## Exercise aim
Without omitting anything, retype the data that follows.

• • • • • • •

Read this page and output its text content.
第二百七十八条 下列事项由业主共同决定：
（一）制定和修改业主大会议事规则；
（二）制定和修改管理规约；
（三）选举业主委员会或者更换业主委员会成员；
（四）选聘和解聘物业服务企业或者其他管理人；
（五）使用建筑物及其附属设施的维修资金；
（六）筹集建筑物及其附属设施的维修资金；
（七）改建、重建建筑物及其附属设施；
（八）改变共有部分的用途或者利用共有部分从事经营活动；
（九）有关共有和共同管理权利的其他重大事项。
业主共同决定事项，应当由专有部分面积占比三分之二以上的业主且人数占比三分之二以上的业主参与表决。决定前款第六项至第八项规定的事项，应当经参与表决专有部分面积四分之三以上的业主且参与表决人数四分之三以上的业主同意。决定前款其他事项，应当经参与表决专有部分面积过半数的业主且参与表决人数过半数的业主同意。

• • • • • • •

## Expected output
Read this page and output its text content.
第二百七十八条 下列事项由业主共同决定：
（一）制定和修改业主大会议事规则；
（二）制定和修改管理规约；
（三）选举业主委员会或者更换业主委员会成员；
（四）选聘和解聘物业服务企业或者其他管理人；
（五）使用建筑物及其附属设施的维修资金；
（六）筹集建筑物及其附属设施的维修资金；
（七）改建、重建建筑物及其附属设施；
（八）改变共有部分的用途或者利用共有部分从事经营活动；
（九）有关共有和共同管理权利的其他重大事项。
业主共同决定事项，应当由专有部分面积占比三分之二以上的业主且人数占比三分之二以上的业主参与表决。决定前款第六项至第八项规定的事项，应当经参与表决专有部分面积四分之三以上的业主且参与表决人数四分之三以上的业主同意。决定前款其他事项，应当经参与表决专有部分面积过半数的业主且参与表决人数过半数的业主同意。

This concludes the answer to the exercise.